Reproduce every line of the material below word for word, leaving out the pictures.

* [Material for this exercise]
──────────────────────────────
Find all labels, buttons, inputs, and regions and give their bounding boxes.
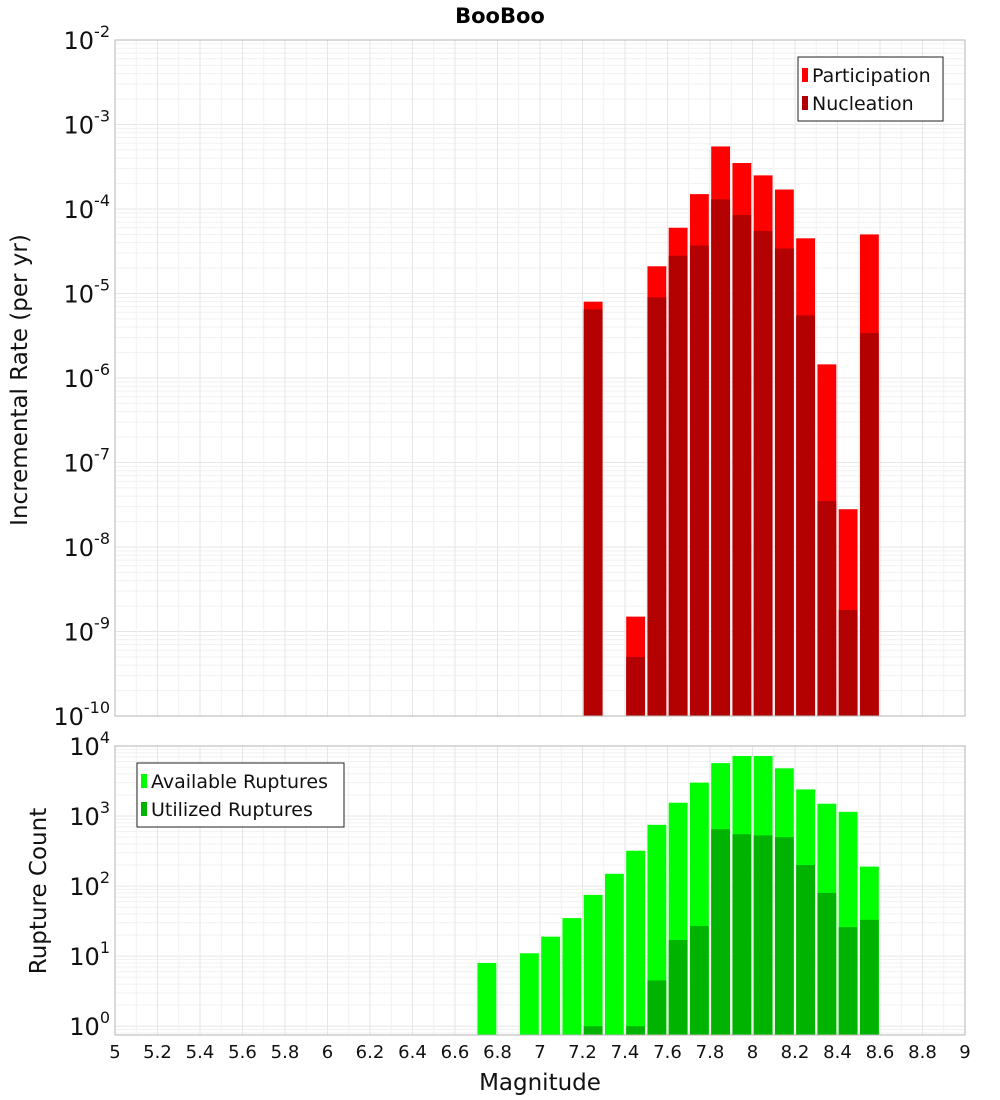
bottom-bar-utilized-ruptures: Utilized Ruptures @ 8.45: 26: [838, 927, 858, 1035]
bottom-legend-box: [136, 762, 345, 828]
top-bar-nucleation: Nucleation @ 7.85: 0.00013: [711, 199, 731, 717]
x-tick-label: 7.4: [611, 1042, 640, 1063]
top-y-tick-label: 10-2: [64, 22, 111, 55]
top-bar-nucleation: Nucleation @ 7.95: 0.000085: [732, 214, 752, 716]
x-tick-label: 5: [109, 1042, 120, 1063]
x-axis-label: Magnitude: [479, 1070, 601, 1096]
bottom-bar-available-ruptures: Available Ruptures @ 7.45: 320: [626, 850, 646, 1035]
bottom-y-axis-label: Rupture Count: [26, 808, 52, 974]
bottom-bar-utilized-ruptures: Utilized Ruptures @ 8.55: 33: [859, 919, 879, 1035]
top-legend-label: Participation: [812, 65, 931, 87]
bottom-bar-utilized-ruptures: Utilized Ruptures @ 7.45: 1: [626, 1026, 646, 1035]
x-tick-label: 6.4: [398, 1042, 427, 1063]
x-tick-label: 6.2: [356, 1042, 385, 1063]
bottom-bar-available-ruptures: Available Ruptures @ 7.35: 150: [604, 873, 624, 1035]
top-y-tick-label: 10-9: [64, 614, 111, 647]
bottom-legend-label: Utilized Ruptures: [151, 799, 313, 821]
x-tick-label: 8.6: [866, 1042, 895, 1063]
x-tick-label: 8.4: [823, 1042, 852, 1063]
──────────────────────────────
* [Task answer]
Find all labels, buttons, inputs, and regions and give their bounding boxes.
bottom-bar-utilized-ruptures: Utilized Ruptures @ 8.45: 26: [838, 927, 858, 1035]
bottom-legend-box: [136, 762, 345, 828]
top-bar-nucleation: Nucleation @ 7.85: 0.00013: [711, 199, 731, 717]
x-tick-label: 7.4: [611, 1042, 640, 1063]
top-y-tick-label: 10-2: [64, 22, 111, 55]
top-bar-nucleation: Nucleation @ 7.95: 0.000085: [732, 214, 752, 716]
x-tick-label: 5: [109, 1042, 120, 1063]
x-axis-label: Magnitude: [479, 1070, 601, 1096]
bottom-bar-available-ruptures: Available Ruptures @ 7.45: 320: [626, 850, 646, 1035]
bottom-y-axis-label: Rupture Count: [26, 808, 52, 974]
bottom-bar-utilized-ruptures: Utilized Ruptures @ 8.55: 33: [859, 919, 879, 1035]
top-legend-label: Participation: [812, 65, 931, 87]
bottom-bar-utilized-ruptures: Utilized Ruptures @ 7.45: 1: [626, 1026, 646, 1035]
x-tick-label: 6.4: [398, 1042, 427, 1063]
x-tick-label: 6.2: [356, 1042, 385, 1063]
bottom-bar-available-ruptures: Available Ruptures @ 7.35: 150: [604, 873, 624, 1035]
top-y-tick-label: 10-9: [64, 614, 111, 647]
bottom-legend-label: Utilized Ruptures: [151, 799, 313, 821]
x-tick-label: 8.6: [866, 1042, 895, 1063]
x-tick-label: 8.4: [823, 1042, 852, 1063]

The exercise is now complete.